> **REQUIRED TASK**
Set every record down verbatim and omit the pictures.

> **DATA FOR THE TASK**
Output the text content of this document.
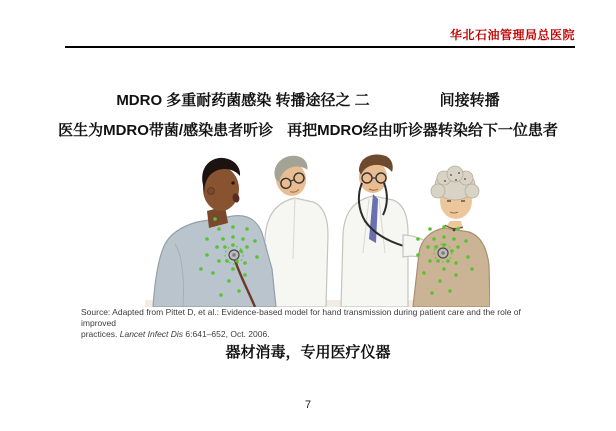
华北石油管理局总医院
MDRO 多重耐药菌感染 转播途径之 二	间接转播
医生为MDRO带菌/感染患者听诊 再把MDRO经由听诊器转染给下一位患者
Source: Adapted from Pittet D, et al.: Evidence-based model for hand transmission during patient care and the role of improved
practices. Lancet Infect Dis 6:641–652, Oct. 2006.
器材消毒，专用医疗仪器
7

> **TASK RESPONSE**
Output the text content of this document.
华北石油管理局总医院
MDRO 多重耐药菌感染 转播途径之 二	间接转播
医生为MDRO带菌/感染患者听诊 再把MDRO经由听诊器转染给下一位患者
Source: Adapted from Pittet D, et al.: Evidence-based model for hand transmission during patient care and the role of improved
practices. Lancet Infect Dis 6:641–652, Oct. 2006.
器材消毒，专用医疗仪器
7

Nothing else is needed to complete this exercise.